_What you should do_:
Will you transcribe the entries that follow, exactly and in full?

====== Extracted information ======

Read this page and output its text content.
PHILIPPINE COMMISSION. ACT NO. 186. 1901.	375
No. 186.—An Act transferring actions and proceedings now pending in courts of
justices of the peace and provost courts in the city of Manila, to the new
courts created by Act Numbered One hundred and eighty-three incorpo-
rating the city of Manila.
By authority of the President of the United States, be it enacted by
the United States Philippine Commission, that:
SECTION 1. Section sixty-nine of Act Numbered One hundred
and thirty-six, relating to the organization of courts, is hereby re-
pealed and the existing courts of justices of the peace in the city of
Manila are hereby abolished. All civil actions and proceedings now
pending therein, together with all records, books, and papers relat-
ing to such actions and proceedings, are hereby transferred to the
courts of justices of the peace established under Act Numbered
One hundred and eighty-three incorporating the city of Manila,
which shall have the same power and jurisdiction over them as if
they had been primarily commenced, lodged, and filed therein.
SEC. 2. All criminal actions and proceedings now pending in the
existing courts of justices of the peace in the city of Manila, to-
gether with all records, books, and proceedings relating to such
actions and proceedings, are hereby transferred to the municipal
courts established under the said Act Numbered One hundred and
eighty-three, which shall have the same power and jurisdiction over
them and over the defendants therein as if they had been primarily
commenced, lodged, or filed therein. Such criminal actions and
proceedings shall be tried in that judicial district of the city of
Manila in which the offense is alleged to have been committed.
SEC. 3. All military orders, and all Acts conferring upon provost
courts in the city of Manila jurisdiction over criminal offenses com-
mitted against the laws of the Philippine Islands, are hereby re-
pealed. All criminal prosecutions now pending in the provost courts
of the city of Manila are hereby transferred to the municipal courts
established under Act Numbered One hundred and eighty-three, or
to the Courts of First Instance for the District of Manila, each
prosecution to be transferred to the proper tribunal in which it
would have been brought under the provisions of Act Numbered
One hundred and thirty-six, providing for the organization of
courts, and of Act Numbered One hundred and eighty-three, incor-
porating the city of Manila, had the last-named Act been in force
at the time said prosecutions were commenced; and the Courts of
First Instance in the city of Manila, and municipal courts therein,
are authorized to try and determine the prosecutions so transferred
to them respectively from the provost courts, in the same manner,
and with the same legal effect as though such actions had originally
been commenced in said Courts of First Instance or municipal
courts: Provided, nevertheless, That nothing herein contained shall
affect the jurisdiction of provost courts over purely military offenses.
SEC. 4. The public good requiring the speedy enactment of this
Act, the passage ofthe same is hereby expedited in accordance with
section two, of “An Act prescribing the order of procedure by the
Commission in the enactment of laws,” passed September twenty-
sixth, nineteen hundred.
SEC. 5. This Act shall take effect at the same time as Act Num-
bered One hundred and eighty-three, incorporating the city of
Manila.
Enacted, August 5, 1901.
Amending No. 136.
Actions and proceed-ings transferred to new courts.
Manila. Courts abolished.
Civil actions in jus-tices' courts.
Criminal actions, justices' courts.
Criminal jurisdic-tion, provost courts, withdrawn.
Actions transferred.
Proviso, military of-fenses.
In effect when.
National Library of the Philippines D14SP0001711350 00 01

======

_Completed task_:
Read this page and output its text content.
PHILIPPINE COMMISSION. ACT NO. 186. 1901.	375
No. 186.—An Act transferring actions and proceedings now pending in courts of
justices of the peace and provost courts in the city of Manila, to the new
courts created by Act Numbered One hundred and eighty-three incorpo-
rating the city of Manila.
By authority of the President of the United States, be it enacted by
the United States Philippine Commission, that:
SECTION 1. Section sixty-nine of Act Numbered One hundred
and thirty-six, relating to the organization of courts, is hereby re-
pealed and the existing courts of justices of the peace in the city of
Manila are hereby abolished. All civil actions and proceedings now
pending therein, together with all records, books, and papers relat-
ing to such actions and proceedings, are hereby transferred to the
courts of justices of the peace established under Act Numbered
One hundred and eighty-three incorporating the city of Manila,
which shall have the same power and jurisdiction over them as if
they had been primarily commenced, lodged, and filed therein.
SEC. 2. All criminal actions and proceedings now pending in the
existing courts of justices of the peace in the city of Manila, to-
gether with all records, books, and proceedings relating to such
actions and proceedings, are hereby transferred to the municipal
courts established under the said Act Numbered One hundred and
eighty-three, which shall have the same power and jurisdiction over
them and over the defendants therein as if they had been primarily
commenced, lodged, or filed therein. Such criminal actions and
proceedings shall be tried in that judicial district of the city of
Manila in which the offense is alleged to have been committed.
SEC. 3. All military orders, and all Acts conferring upon provost
courts in the city of Manila jurisdiction over criminal offenses com-
mitted against the laws of the Philippine Islands, are hereby re-
pealed. All criminal prosecutions now pending in the provost courts
of the city of Manila are hereby transferred to the municipal courts
established under Act Numbered One hundred and eighty-three, or
to the Courts of First Instance for the District of Manila, each
prosecution to be transferred to the proper tribunal in which it
would have been brought under the provisions of Act Numbered
One hundred and thirty-six, providing for the organization of
courts, and of Act Numbered One hundred and eighty-three, incor-
porating the city of Manila, had the last-named Act been in force
at the time said prosecutions were commenced; and the Courts of
First Instance in the city of Manila, and municipal courts therein,
are authorized to try and determine the prosecutions so transferred
to them respectively from the provost courts, in the same manner,
and with the same legal effect as though such actions had originally
been commenced in said Courts of First Instance or municipal
courts: Provided, nevertheless, That nothing herein contained shall
affect the jurisdiction of provost courts over purely military offenses.
SEC. 4. The public good requiring the speedy enactment of this
Act, the passage ofthe same is hereby expedited in accordance with
section two, of “An Act prescribing the order of procedure by the
Commission in the enactment of laws,” passed September twenty-
sixth, nineteen hundred.
SEC. 5. This Act shall take effect at the same time as Act Num-
bered One hundred and eighty-three, incorporating the city of
Manila.
Enacted, August 5, 1901.
Amending No. 136.
Actions and proceed-ings transferred to new courts.
Manila. Courts abolished.
Civil actions in jus-tices' courts.
Criminal actions, justices' courts.
Criminal jurisdic-tion, provost courts, withdrawn.
Actions transferred.
Proviso, military of-fenses.
In effect when.
National Library of the Philippines D14SP0001711350 00 01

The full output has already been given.